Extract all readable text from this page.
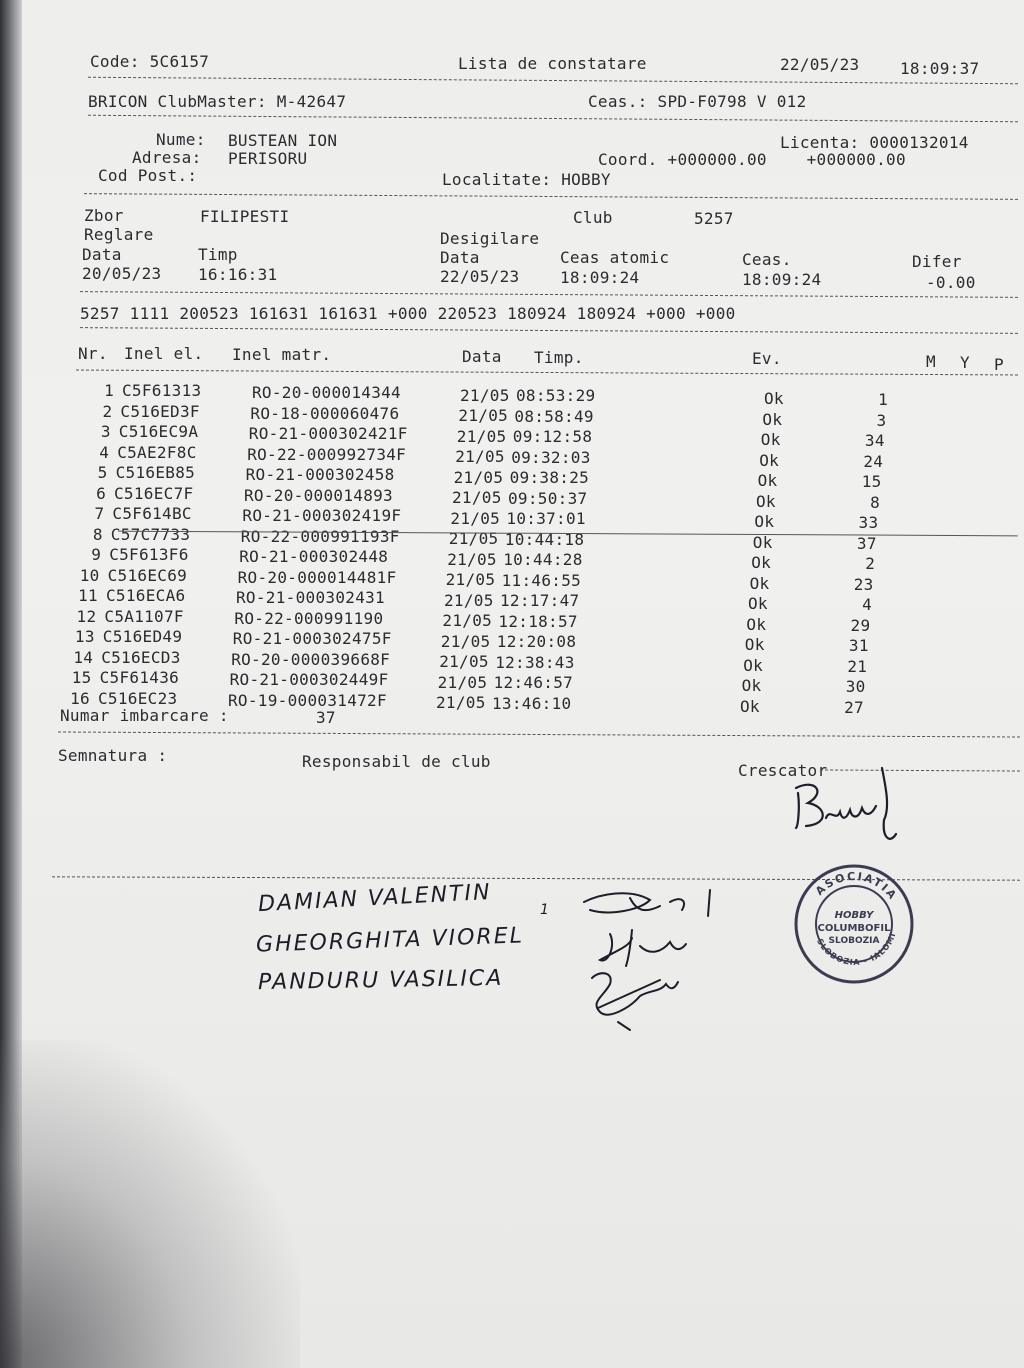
Code: 5C6157	Lista de constatare	22/05/23	18:09:37
BRICON ClubMaster: M-42647	Ceas.: SPD-F0798 V 012
Nume: BUSTEAN ION
Adresa: PERISORU
Cod Post.:
Licenta: 0000132014
Coord. +000000.00    +000000.00
Localitate: HOBBY
Zbor	FILIPESTI	Club	5257
Reglare	Desigilare
Data	Timp	Data	Ceas atomic	Ceas.	Difer
20/05/23 16:16:31	22/05/23	18:09:24	18:09:24	-0.00
5257 1111 200523 161631 161631 +000 220523 180924 180924 +000 +000
Nr. Inel el. Inel matr.	Data Timp.	Ev.	M Y P
1 C5F61313	RO-20-000014344	21/05 08:53:29	Ok	1
2 C516ED3F	RO-18-000060476	21/05 08:58:49	Ok	3
3 C516EC9A	RO-21-000302421F	21/05 09:12:58	Ok	34
4 C5AE2F8C	RO-22-000992734F	21/05 09:32:03	Ok	24
5 C516EB85	RO-21-000302458	21/05 09:38:25	Ok	15
6 C516EC7F	RO-20-000014893	21/05 09:50:37	Ok	8
7 C5F614BC	RO-21-000302419F	21/05 10:37:01	Ok	33
8 C57C7733	RO-22-000991193F	21/05 10:44:18	Ok	37
9 C5F613F6	RO-21-000302448	21/05 10:44:28	Ok	2
10 C516EC69	RO-20-000014481F	21/05 11:46:55	Ok	23
11 C516ECA6	RO-21-000302431	21/05 12:17:47	Ok	4
12 C5A1107F	RO-22-000991190	21/05 12:18:57	Ok	29
13 C516ED49	RO-21-000302475F	21/05 12:20:08	Ok	31
14 C516ECD3	RO-20-000039668F	21/05 12:38:43	Ok	21
15 C5F61436	RO-21-000302449F	21/05 12:46:57	Ok	30
16 C516EC23	RO-19-000031472F	21/05 13:46:10	Ok	27
Numar imbarcare :	37
Semnatura :	Responsabil de club	Crescator
DAMIAN VALENTIN	1
GHEORGHITA VIOREL
PANDURU VASILICA
ASOCIATIA
SLOBOZIA - IALOMI
HOBBY
COLUMBOFIL
SLOBOZIA
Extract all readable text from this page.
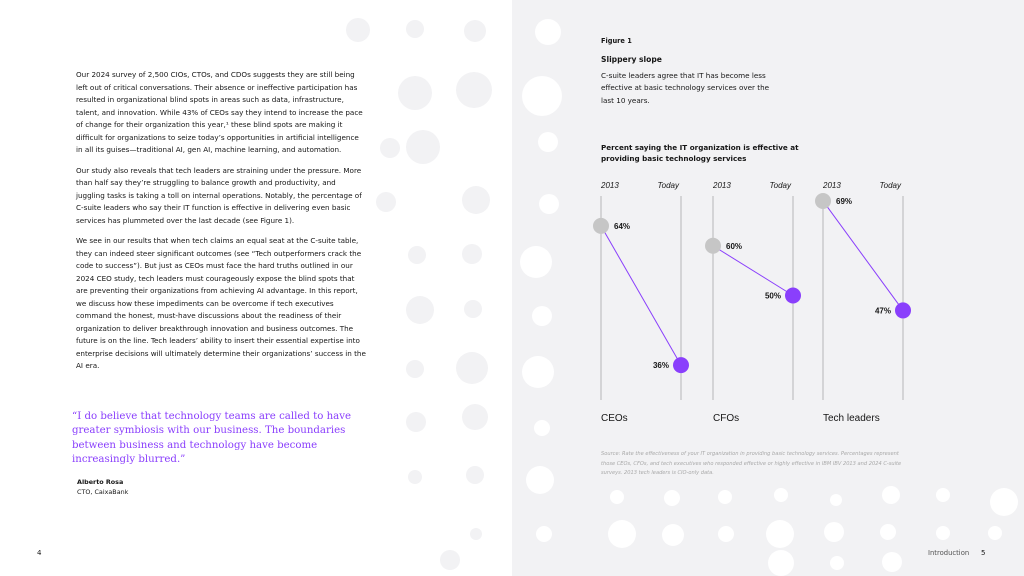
Our 2024 survey of 2,500 CIOs, CTOs, and CDOs suggests they are still being left out of critical conversations. Their absence or ineffective participation has resulted in organizational blind spots in areas such as data, infrastructure, talent, and innovation. While 43% of CEOs say they intend to increase the pace of change for their organization this year,¹ these blind spots are making it difficult for organizations to seize today’s opportunities in artificial intelligence in all its guises—traditional AI, gen AI, machine learning, and automation.

Our study also reveals that tech leaders are straining under the pressure. More than half say they’re struggling to balance growth and productivity, and juggling tasks is taking a toll on internal operations. Notably, the percentage of C-suite leaders who say their IT function is effective in delivering even basic services has plummeted over the last decade (see Figure 1).

We see in our results that when tech claims an equal seat at the C-suite table, they can indeed steer significant outcomes (see “Tech outperformers crack the code to success”). But just as CEOs must face the hard truths outlined in our 2024 CEO study, tech leaders must courageously expose the blind spots that are preventing their organizations from achieving AI advantage. In this report, we discuss how these impediments can be overcome if tech executives command the honest, must-have discussions about the readiness of their organization to deliver breakthrough innovation and business outcomes. The future is on the line. Tech leaders’ ability to insert their essential expertise into enterprise decisions will ultimately determine their organizations’ success in the AI era.

“I do believe that technology teams are called to have greater symbiosis with our business. The boundaries between business and technology have become increasingly blurred.”
Alberto Rosa
CTO, CaixaBank
4
Figure 1
Slippery slope
C-suite leaders agree that IT has become less effective at basic technology services over the last 10 years.
Percent saying the IT organization is effective at providing basic technology services
2013	Today
64%
36%
CEOs
2013	Today
60%
50%
CFOs
2013	Today
69%
47%
Tech leaders
Source: Rate the effectiveness of your IT organization in providing basic technology services. Percentages represent those CEOs, CFOs, and tech executives who responded effective or highly effective in IBM IBV 2013 and 2024 C-suite surveys. 2013 tech leaders is CIO-only data.
Introduction 5
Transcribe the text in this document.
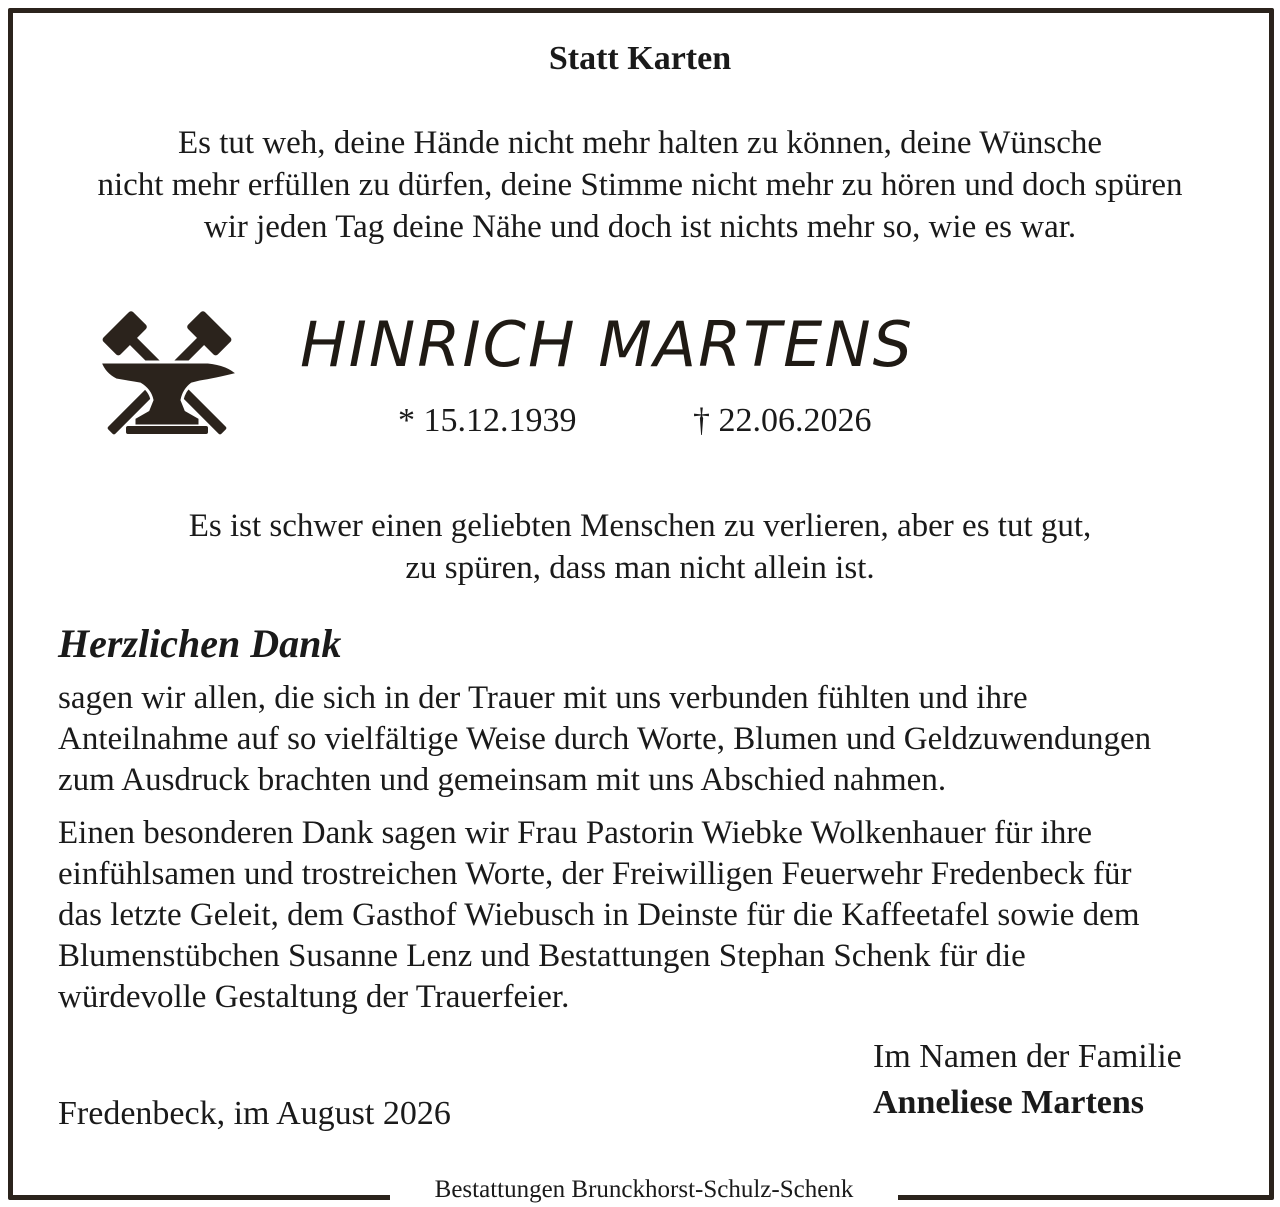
Statt Karten
Es tut weh, deine Hände nicht mehr halten zu können, deine Wünsche
nicht mehr erfüllen zu dürfen, deine Stimme nicht mehr zu hören und doch spüren
wir jeden Tag deine Nähe und doch ist nichts mehr so, wie es war.
HINRICH MARTENS
* 15.12.1939	† 22.06.2026
Es ist schwer einen geliebten Menschen zu verlieren, aber es tut gut,
zu spüren, dass man nicht allein ist.
Herzlichen Dank
sagen wir allen, die sich in der Trauer mit uns verbunden fühlten und ihre
Anteilnahme auf so vielfältige Weise durch Worte, Blumen und Geldzuwendungen
zum Ausdruck brachten und gemeinsam mit uns Abschied nahmen.
Einen besonderen Dank sagen wir Frau Pastorin Wiebke Wolkenhauer für ihre
einfühlsamen und trostreichen Worte, der Freiwilligen Feuerwehr Fredenbeck für
das letzte Geleit, dem Gasthof Wiebusch in Deinste für die Kaffeetafel sowie dem
Blumenstübchen Susanne Lenz und Bestattungen Stephan Schenk für die
würdevolle Gestaltung der Trauerfeier.
Im Namen der Familie
Anneliese Martens
Fredenbeck, im August 2026
Bestattungen Brunckhorst-Schulz-Schenk
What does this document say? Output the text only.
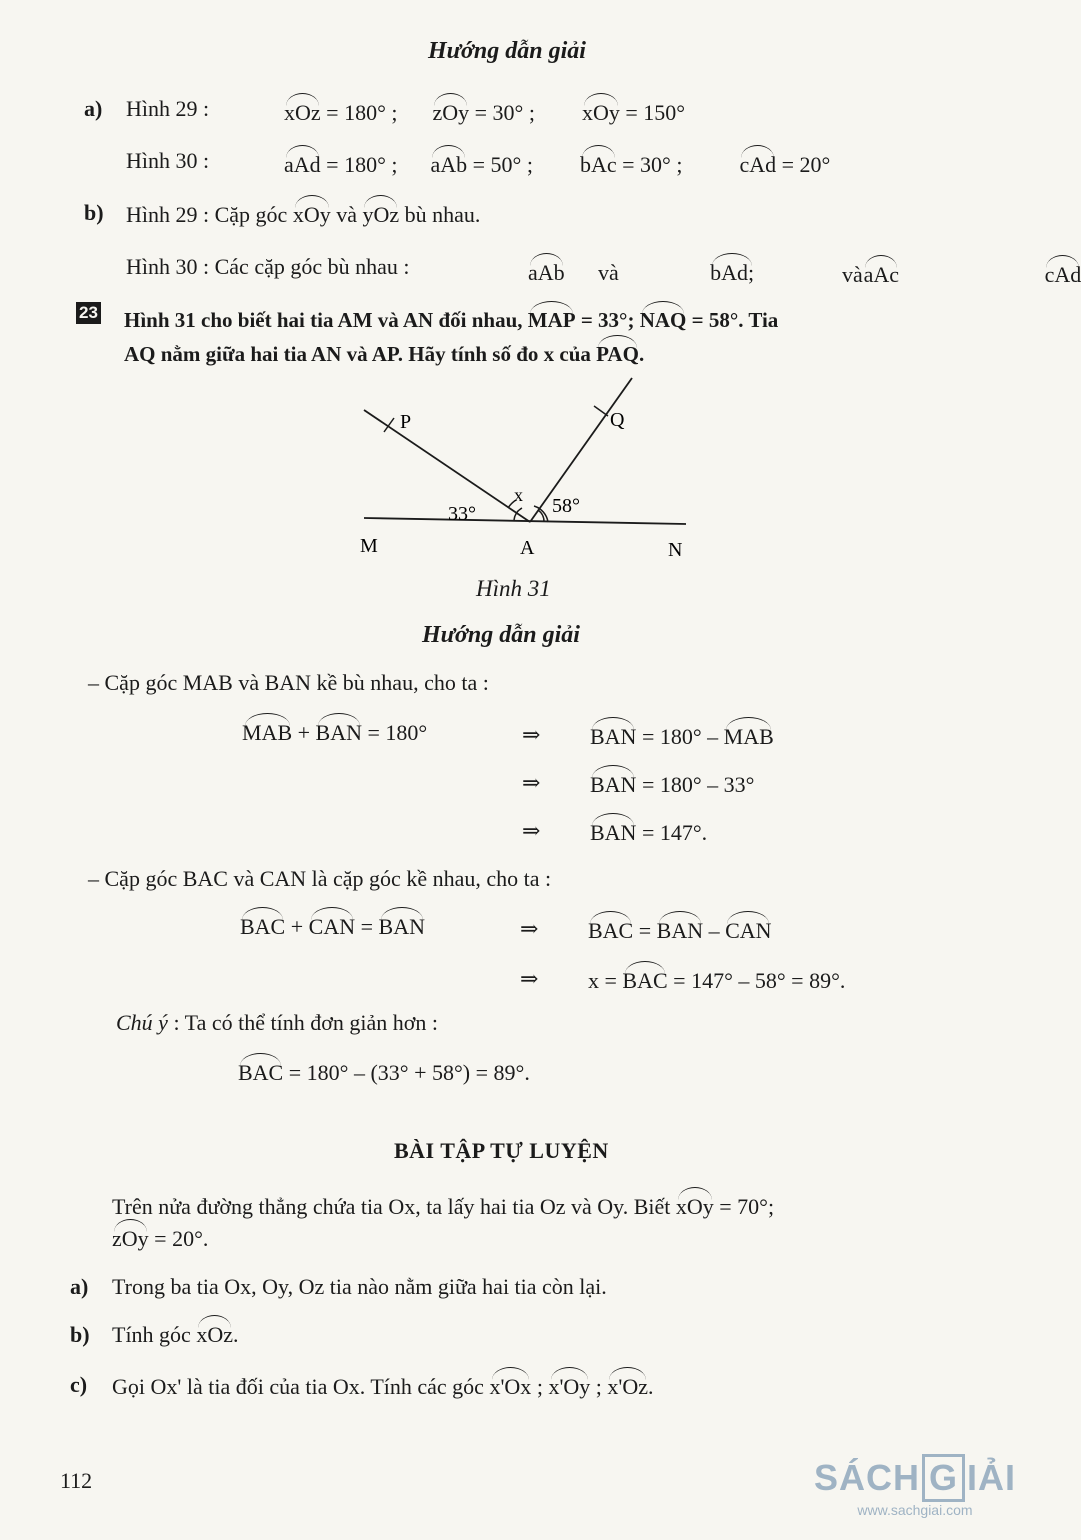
Hướng dẫn giải
a) Hình 29 :	xOz = 180° ; zOy = 30° ; xOy = 150°
Hình 30 :	aAd = 180° ; aAb = 50° ; bAc = 30° ;	cAd = 20°
b) Hình 29 : Cặp góc xOy và yOz bù nhau.
Hình 30 : Các cặp góc bù nhau :	aAb và	bAd;	aAc
và	cAd
23 Hình 31 cho biết hai tia AM và AN đối nhau, MAP = 33°; NAQ = 58°. Tia
AQ nằm giữa hai tia AN và AP. Hãy tính số đo x của PAQ.
P	Q
M	A	N
x
33°	58°
Hình 31
Hướng dẫn giải
– Cặp góc MAB và BAN kề bù nhau, cho ta :
MAB + BAN = 180°	⇒ BAN = 180° – MAB
⇒ BAN = 180° – 33°
⇒ BAN = 147°.
– Cặp góc BAC và CAN là cặp góc kề nhau, cho ta :
BAC + CAN = BAN	⇒ BAC = BAN – CAN
⇒ x = BAC = 147° – 58° = 89°.
Chú ý : Ta có thể tính đơn giản hơn :
BAC = 180° – (33° + 58°) = 89°.
BÀI TẬP TỰ LUYỆN
Trên nửa đường thẳng chứa tia Ox, ta lấy hai tia Oz và Oy. Biết xOy = 70°;
zOy = 20°.
a) Trong ba tia Ox, Oy, Oz tia nào nằm giữa hai tia còn lại.
b) Tính góc xOz.
c) Gọi Ox' là tia đối của tia Ox. Tính các góc x'Ox ; x'Oy ; x'Oz.
112	SÁCH G IẢI
www.sachgiai.com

-----

All of the records above must be copied exactly, except for the pictures.

Extract all readable text from this page.
Code: 5C6157	Lista de constatare	22/05/23	18:09:37
BRICON ClubMaster: M-42647	Ceas.: SPD-F0798 V 012
Nume: BUSTEAN ION
Adresa: PERISORU
Cod Post.:
Licenta: 0000132014
Coord. +000000.00    +000000.00
Localitate: HOBBY
Zbor	FILIPESTI	Club	5257
Reglare	Desigilare
Data	Timp	Data	Ceas atomic	Ceas.	Difer
20/05/23 16:16:31	22/05/23	18:09:24	18:09:24	-0.00
5257 1111 200523 161631 161631 +000 220523 180924 180924 +000 +000
Nr. Inel el. Inel matr.	Data Timp.	Ev.	M Y P
1 C5F61313	RO-20-000014344	21/05 08:53:29	Ok	1
2 C516ED3F	RO-18-000060476	21/05 08:58:49	Ok	3
3 C516EC9A	RO-21-000302421F	21/05 09:12:58	Ok	34
4 C5AE2F8C	RO-22-000992734F	21/05 09:32:03	Ok	24
5 C516EB85	RO-21-000302458	21/05 09:38:25	Ok	15
6 C516EC7F	RO-20-000014893	21/05 09:50:37	Ok	8
7 C5F614BC	RO-21-000302419F	21/05 10:37:01	Ok	33
8 C57C7733	RO-22-000991193F	21/05 10:44:18	Ok	37
9 C5F613F6	RO-21-000302448	21/05 10:44:28	Ok	2
10 C516EC69	RO-20-000014481F	21/05 11:46:55	Ok	23
11 C516ECA6	RO-21-000302431	21/05 12:17:47	Ok	4
12 C5A1107F	RO-22-000991190	21/05 12:18:57	Ok	29
13 C516ED49	RO-21-000302475F	21/05 12:20:08	Ok	31
14 C516ECD3	RO-20-000039668F	21/05 12:38:43	Ok	21
15 C5F61436	RO-21-000302449F	21/05 12:46:57	Ok	30
16 C516EC23	RO-19-000031472F	21/05 13:46:10	Ok	27
Numar imbarcare :	37
Semnatura :	Responsabil de club	Crescator
DAMIAN VALENTIN	1
GHEORGHITA VIOREL
PANDURU VASILICA
ASOCIATIA
SLOBOZIA - IALOMI
HOBBY
COLUMBOFIL
SLOBOZIA
Extract all readable text from this page.
Our 2024 survey of 2,500 CIOs, CTOs, and CDOs suggests they are still being left out of critical conversations. Their absence or ineffective participation has resulted in organizational blind spots in areas such as data, infrastructure, talent, and innovation. While 43% of CEOs say they intend to increase the pace of change for their organization this year,¹ these blind spots are making it difficult for organizations to seize today’s opportunities in artificial intelligence in all its guises—traditional AI, gen AI, machine learning, and automation.

Our study also reveals that tech leaders are straining under the pressure. More than half say they’re struggling to balance growth and productivity, and juggling tasks is taking a toll on internal operations. Notably, the percentage of C-suite leaders who say their IT function is effective in delivering even basic services has plummeted over the last decade (see Figure 1).

We see in our results that when tech claims an equal seat at the C-suite table, they can indeed steer significant outcomes (see “Tech outperformers crack the code to success”). But just as CEOs must face the hard truths outlined in our 2024 CEO study, tech leaders must courageously expose the blind spots that are preventing their organizations from achieving AI advantage. In this report, we discuss how these impediments can be overcome if tech executives command the honest, must-have discussions about the readiness of their organization to deliver breakthrough innovation and business outcomes. The future is on the line. Tech leaders’ ability to insert their essential expertise into enterprise decisions will ultimately determine their organizations’ success in the AI era.

“I do believe that technology teams are called to have greater symbiosis with our business. The boundaries between business and technology have become increasingly blurred.”
Alberto Rosa
CTO, CaixaBank
4
Figure 1
Slippery slope
C-suite leaders agree that IT has become less effective at basic technology services over the last 10 years.
Percent saying the IT organization is effective at providing basic technology services
2013	Today
64%
36%
CEOs
2013	Today
60%
50%
CFOs
2013	Today
69%
47%
Tech leaders
Source: Rate the effectiveness of your IT organization in providing basic technology services. Percentages represent those CEOs, CFOs, and tech executives who responded effective or highly effective in IBM IBV 2013 and 2024 C-suite surveys. 2013 tech leaders is CIO-only data.
Introduction 5
Transcribe the text in this document.
Statt Karten
Es tut weh, deine Hände nicht mehr halten zu können, deine Wünsche
nicht mehr erfüllen zu dürfen, deine Stimme nicht mehr zu hören und doch spüren
wir jeden Tag deine Nähe und doch ist nichts mehr so, wie es war.
HINRICH MARTENS
* 15.12.1939	† 22.06.2026
Es ist schwer einen geliebten Menschen zu verlieren, aber es tut gut,
zu spüren, dass man nicht allein ist.
Herzlichen Dank
sagen wir allen, die sich in der Trauer mit uns verbunden fühlten und ihre
Anteilnahme auf so vielfältige Weise durch Worte, Blumen und Geldzuwendungen
zum Ausdruck brachten und gemeinsam mit uns Abschied nahmen.
Einen besonderen Dank sagen wir Frau Pastorin Wiebke Wolkenhauer für ihre
einfühlsamen und trostreichen Worte, der Freiwilligen Feuerwehr Fredenbeck für
das letzte Geleit, dem Gasthof Wiebusch in Deinste für die Kaffeetafel sowie dem
Blumenstübchen Susanne Lenz und Bestattungen Stephan Schenk für die
würdevolle Gestaltung der Trauerfeier.
Im Namen der Familie
Anneliese Martens
Fredenbeck, im August 2026
Bestattungen Brunckhorst-Schulz-Schenk
What does this document say? Output the text only.
Hướng dẫn giải
a) Hình 29 :	xOz = 180° ; zOy = 30° ; xOy = 150°
Hình 30 :	aAd = 180° ; aAb = 50° ; bAc = 30° ;	cAd = 20°
b) Hình 29 : Cặp góc xOy và yOz bù nhau.
Hình 30 : Các cặp góc bù nhau :	aAb và	bAd;	aAc
và	cAd
23 Hình 31 cho biết hai tia AM và AN đối nhau, MAP = 33°; NAQ = 58°. Tia
AQ nằm giữa hai tia AN và AP. Hãy tính số đo x của PAQ.
P	Q
M	A	N
x
33°	58°
Hình 31
Hướng dẫn giải
– Cặp góc MAB và BAN kề bù nhau, cho ta :
MAB + BAN = 180°	⇒ BAN = 180° – MAB
⇒ BAN = 180° – 33°
⇒ BAN = 147°.
– Cặp góc BAC và CAN là cặp góc kề nhau, cho ta :
BAC + CAN = BAN	⇒ BAC = BAN – CAN
⇒ x = BAC = 147° – 58° = 89°.
Chú ý : Ta có thể tính đơn giản hơn :
BAC = 180° – (33° + 58°) = 89°.
BÀI TẬP TỰ LUYỆN
Trên nửa đường thẳng chứa tia Ox, ta lấy hai tia Oz và Oy. Biết xOy = 70°;
zOy = 20°.
a) Trong ba tia Ox, Oy, Oz tia nào nằm giữa hai tia còn lại.
b) Tính góc xOz.
c) Gọi Ox' là tia đối của tia Ox. Tính các góc x'Ox ; x'Oy ; x'Oz.
112	SÁCH G IẢI
www.sachgiai.com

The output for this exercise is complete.